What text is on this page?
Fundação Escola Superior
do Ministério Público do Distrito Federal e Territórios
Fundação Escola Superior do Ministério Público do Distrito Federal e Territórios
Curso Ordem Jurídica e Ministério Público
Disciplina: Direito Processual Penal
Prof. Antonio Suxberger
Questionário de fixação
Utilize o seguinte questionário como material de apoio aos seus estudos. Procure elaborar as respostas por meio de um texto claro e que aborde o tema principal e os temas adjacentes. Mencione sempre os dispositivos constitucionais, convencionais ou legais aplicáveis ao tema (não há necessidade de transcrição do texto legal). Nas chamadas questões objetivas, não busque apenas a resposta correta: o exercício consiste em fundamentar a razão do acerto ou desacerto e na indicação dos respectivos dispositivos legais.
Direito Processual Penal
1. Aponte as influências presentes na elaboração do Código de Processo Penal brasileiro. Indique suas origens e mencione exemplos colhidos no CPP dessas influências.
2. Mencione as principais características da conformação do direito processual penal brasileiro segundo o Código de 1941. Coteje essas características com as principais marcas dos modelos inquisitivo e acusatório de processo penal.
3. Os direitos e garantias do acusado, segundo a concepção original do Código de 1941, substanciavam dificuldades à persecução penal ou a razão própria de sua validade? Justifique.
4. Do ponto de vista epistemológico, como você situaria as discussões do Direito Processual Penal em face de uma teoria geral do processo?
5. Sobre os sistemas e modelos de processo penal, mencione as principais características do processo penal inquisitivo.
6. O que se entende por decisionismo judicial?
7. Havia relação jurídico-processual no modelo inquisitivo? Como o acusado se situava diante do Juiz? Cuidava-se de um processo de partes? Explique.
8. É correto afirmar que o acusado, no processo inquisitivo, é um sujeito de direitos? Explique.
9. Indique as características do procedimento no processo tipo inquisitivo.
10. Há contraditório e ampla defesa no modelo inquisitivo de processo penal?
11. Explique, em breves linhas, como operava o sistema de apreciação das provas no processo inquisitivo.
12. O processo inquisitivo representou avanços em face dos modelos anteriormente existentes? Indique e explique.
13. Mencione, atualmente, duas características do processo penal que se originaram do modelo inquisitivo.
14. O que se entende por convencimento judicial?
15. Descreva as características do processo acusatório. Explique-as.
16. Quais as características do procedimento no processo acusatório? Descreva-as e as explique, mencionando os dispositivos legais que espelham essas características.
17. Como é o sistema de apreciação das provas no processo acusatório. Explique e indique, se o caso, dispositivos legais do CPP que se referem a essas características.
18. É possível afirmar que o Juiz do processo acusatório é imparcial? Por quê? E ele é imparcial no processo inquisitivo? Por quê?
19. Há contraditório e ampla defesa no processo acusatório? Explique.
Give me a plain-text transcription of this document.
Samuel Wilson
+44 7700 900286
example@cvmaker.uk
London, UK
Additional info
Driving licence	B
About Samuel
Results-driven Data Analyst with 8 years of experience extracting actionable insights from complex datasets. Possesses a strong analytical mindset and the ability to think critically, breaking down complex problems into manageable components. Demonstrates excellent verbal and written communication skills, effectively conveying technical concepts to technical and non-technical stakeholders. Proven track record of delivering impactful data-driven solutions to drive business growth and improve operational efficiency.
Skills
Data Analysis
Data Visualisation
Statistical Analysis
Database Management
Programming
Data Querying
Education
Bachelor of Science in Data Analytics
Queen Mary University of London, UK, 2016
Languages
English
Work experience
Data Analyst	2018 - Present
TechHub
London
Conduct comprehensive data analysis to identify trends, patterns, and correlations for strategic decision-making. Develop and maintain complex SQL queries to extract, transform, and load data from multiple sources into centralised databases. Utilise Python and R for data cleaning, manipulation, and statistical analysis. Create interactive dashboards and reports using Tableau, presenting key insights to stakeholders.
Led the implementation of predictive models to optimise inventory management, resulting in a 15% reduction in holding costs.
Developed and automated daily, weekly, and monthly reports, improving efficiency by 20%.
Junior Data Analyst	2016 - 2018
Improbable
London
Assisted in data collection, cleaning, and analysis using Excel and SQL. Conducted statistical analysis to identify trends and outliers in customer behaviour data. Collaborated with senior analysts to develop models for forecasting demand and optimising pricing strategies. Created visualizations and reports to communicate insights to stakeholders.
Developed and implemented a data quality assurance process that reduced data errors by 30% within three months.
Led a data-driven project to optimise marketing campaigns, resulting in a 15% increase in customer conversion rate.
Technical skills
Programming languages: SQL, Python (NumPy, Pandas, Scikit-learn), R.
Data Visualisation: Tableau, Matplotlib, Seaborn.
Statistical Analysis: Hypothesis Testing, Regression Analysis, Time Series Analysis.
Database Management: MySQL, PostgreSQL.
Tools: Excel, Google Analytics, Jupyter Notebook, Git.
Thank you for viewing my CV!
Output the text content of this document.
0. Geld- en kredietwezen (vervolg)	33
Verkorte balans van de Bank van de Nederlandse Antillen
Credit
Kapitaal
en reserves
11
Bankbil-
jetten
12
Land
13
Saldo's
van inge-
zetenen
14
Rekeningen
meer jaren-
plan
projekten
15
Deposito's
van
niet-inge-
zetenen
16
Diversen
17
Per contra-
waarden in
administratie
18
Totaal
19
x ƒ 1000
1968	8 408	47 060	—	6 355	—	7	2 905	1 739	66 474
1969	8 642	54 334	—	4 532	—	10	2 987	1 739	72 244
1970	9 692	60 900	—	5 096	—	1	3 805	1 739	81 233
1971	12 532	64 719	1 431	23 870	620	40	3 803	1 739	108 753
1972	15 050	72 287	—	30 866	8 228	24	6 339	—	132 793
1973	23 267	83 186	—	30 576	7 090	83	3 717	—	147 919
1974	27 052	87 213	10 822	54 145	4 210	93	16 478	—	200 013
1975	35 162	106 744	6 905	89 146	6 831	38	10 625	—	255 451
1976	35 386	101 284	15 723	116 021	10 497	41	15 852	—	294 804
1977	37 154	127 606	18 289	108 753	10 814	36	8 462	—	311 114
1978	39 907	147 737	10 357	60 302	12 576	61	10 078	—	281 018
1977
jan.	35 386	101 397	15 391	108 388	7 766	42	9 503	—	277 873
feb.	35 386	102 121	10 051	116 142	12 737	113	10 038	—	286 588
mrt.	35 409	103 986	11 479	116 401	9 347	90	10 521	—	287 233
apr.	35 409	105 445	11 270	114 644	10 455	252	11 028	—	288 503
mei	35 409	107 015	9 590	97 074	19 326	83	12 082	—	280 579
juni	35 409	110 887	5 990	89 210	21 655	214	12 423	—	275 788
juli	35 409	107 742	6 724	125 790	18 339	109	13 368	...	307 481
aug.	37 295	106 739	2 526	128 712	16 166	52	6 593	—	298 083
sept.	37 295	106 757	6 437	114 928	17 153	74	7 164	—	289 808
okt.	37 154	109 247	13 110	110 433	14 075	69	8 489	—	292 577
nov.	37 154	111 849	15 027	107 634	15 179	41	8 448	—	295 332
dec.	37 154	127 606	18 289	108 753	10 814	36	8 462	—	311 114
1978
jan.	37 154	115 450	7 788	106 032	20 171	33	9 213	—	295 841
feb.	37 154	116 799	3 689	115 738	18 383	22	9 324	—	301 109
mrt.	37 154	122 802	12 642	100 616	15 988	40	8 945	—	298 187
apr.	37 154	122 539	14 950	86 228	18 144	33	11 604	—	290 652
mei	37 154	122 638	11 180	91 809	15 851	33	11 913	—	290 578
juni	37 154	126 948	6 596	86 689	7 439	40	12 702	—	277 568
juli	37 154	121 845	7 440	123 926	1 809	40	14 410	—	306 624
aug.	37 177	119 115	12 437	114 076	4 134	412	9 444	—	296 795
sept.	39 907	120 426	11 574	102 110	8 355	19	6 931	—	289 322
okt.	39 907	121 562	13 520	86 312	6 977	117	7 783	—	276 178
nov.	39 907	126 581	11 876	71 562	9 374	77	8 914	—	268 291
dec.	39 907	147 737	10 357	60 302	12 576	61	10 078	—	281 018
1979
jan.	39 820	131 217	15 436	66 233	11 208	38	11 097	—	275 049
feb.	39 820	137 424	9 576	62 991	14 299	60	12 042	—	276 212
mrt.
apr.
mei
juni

·····

**Exercise description:**
Where a line above includes "Territórios", copy that line.

**Correct answer:**
do Ministério Público do Distrito Federal e Territórios
Fundação Escola Superior do Ministério Público do Distrito Federal e Territórios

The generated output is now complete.